(Collected data)
— Start —

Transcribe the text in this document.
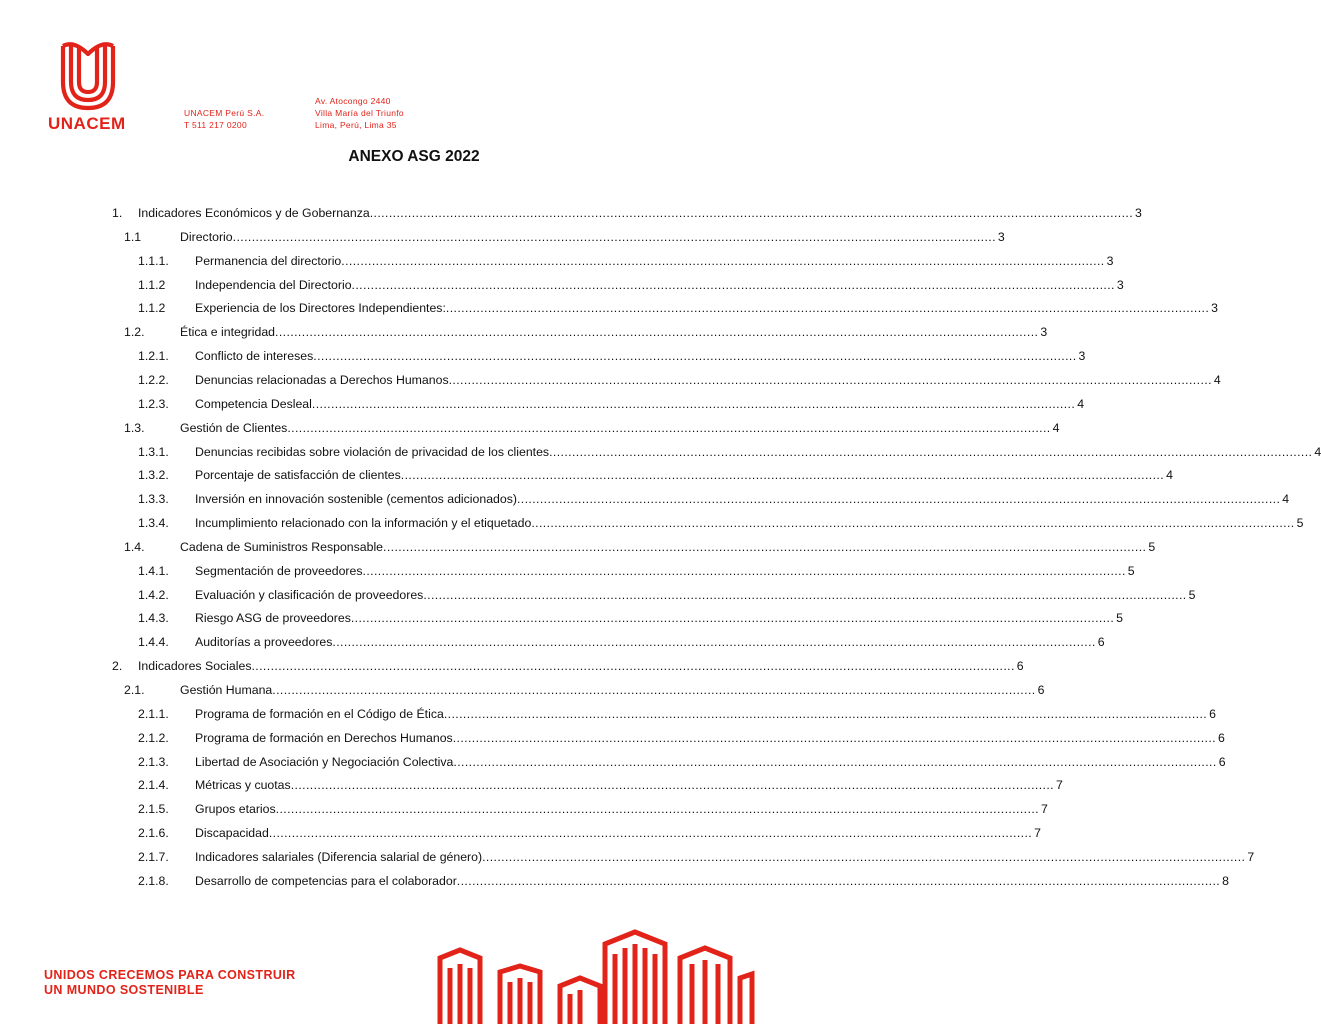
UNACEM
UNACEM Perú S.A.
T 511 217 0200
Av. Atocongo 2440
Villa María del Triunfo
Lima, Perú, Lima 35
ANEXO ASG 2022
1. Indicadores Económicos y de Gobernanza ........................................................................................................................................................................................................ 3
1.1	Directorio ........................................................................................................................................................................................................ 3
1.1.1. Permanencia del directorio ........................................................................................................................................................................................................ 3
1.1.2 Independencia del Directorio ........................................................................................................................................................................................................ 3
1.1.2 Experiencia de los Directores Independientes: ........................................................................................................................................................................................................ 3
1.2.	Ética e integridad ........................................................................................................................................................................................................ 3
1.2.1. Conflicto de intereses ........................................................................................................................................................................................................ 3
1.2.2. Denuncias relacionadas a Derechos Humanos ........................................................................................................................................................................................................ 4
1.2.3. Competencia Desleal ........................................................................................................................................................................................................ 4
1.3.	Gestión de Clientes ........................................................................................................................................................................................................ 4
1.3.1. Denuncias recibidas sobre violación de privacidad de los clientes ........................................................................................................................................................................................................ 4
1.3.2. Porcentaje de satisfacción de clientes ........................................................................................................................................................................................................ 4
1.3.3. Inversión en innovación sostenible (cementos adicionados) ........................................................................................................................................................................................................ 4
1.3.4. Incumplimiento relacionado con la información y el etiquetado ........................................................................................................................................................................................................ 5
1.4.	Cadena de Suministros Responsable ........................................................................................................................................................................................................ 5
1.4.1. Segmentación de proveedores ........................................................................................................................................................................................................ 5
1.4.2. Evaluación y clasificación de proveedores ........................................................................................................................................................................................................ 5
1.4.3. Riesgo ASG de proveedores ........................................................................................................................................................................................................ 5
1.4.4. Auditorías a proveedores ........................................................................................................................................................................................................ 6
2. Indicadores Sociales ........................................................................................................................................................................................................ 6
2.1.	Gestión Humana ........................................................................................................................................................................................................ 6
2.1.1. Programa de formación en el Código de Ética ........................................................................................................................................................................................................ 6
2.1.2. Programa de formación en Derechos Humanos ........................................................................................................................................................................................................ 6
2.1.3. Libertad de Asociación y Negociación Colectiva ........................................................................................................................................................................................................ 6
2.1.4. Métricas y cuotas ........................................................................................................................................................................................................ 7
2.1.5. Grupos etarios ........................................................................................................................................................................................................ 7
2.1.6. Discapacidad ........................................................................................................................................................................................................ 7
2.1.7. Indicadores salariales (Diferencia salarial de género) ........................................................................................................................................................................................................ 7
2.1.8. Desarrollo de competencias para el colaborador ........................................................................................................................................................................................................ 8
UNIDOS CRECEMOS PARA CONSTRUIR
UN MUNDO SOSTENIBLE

— End —
— Start —

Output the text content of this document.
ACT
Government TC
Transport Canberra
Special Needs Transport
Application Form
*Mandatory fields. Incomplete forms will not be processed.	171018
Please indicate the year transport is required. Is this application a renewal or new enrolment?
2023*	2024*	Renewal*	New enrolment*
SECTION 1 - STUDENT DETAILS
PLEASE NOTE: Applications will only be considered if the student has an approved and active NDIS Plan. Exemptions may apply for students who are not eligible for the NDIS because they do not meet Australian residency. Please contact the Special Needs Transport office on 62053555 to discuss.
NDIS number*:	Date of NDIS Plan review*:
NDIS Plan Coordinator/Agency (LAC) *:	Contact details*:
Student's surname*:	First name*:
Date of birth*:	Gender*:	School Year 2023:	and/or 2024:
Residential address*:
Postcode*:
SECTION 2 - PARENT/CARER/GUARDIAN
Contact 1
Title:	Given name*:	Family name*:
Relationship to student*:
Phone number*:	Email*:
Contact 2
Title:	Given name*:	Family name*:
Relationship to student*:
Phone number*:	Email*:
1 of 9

— End —

## GIVEN EXERCISE:
Which lines above contain the word "text"? Copy each of them.

## RESPONSE BELOW:
Transcribe the text in this document.
Output the text content of this document.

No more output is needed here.